- **Stored dataset items**
========
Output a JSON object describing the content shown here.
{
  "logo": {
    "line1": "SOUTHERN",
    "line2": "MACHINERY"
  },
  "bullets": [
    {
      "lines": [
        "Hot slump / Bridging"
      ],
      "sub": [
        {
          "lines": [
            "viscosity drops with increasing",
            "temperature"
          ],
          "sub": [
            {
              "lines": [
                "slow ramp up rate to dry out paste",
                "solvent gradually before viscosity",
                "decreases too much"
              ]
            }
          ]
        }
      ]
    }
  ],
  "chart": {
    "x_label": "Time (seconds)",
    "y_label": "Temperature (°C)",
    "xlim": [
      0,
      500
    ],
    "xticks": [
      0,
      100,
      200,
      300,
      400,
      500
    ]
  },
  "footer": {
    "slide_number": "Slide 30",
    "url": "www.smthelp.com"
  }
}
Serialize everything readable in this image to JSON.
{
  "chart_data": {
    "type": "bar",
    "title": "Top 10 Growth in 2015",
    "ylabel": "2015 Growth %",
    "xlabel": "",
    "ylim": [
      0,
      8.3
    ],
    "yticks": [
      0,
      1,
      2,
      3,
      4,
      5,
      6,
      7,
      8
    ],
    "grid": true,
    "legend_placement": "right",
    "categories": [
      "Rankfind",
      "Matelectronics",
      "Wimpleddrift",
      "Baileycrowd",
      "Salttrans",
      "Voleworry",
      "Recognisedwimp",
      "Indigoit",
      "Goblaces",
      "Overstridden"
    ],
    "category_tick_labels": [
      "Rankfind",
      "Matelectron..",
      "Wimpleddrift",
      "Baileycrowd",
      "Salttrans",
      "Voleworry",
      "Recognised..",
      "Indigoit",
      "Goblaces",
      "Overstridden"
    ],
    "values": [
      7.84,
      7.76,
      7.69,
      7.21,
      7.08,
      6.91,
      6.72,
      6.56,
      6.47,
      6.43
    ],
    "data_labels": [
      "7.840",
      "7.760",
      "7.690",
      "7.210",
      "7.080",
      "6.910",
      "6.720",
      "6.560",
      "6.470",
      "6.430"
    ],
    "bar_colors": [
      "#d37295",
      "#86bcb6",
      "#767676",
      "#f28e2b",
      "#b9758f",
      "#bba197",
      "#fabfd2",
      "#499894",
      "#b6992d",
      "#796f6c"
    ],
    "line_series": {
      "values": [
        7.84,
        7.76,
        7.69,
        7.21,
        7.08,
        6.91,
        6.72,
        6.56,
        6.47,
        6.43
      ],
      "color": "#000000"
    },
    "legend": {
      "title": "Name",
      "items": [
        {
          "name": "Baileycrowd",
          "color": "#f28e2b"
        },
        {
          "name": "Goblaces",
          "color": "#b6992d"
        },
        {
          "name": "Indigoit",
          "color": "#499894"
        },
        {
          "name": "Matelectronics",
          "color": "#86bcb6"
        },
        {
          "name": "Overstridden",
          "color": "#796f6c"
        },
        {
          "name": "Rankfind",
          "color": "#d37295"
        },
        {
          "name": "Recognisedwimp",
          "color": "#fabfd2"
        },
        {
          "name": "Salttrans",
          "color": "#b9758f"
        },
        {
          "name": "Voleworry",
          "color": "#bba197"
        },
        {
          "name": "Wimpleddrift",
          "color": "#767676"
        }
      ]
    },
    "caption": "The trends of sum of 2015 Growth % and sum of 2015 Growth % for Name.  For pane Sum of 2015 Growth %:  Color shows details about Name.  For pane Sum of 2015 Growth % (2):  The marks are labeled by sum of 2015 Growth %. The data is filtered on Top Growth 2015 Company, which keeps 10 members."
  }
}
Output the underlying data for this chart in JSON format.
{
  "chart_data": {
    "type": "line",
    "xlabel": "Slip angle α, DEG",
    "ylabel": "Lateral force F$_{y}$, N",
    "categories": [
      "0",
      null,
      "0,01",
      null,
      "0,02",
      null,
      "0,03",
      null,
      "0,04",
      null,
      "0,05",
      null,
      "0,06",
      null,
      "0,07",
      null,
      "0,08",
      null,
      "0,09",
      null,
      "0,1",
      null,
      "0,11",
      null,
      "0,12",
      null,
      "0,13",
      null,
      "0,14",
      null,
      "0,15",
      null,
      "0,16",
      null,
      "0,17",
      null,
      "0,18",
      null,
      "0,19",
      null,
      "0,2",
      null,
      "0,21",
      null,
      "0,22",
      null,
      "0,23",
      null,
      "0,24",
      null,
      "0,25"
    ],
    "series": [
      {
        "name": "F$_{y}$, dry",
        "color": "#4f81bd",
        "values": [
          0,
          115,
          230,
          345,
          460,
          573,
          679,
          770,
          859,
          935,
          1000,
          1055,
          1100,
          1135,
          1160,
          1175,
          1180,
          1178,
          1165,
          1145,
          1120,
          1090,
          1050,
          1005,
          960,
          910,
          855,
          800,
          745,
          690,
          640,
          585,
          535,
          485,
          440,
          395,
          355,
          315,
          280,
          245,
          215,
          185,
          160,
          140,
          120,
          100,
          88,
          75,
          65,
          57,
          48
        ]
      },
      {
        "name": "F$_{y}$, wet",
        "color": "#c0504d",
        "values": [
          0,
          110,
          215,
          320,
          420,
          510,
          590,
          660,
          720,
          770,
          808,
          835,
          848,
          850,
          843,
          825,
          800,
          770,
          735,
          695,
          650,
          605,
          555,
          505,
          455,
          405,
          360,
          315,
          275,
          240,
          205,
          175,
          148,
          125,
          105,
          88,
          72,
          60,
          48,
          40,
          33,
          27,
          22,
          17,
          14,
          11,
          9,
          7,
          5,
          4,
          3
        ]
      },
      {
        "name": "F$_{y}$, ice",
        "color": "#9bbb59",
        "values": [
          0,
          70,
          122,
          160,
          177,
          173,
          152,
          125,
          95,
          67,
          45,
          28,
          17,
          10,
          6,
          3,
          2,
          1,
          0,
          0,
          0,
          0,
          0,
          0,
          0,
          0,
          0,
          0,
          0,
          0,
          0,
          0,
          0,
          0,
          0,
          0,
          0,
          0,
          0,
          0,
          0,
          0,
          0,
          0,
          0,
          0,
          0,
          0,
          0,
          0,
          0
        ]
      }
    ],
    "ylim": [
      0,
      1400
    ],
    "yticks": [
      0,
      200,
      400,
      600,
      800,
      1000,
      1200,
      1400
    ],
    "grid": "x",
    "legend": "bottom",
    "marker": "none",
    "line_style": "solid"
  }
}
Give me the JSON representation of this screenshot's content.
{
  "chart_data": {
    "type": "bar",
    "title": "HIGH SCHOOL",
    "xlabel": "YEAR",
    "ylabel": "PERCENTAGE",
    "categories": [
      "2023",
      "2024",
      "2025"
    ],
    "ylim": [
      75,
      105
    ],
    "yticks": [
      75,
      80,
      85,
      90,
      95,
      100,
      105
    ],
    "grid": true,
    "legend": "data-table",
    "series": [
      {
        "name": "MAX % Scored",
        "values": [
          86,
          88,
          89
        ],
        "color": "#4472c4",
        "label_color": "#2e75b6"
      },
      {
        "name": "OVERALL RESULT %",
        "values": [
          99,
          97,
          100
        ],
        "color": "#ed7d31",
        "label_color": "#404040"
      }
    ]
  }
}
========
- **Aim of the task**
Gather all lines where the word "viscosity" appears.

- **In response**
            "viscosity drops with increasing",
                "solvent gradually before viscosity",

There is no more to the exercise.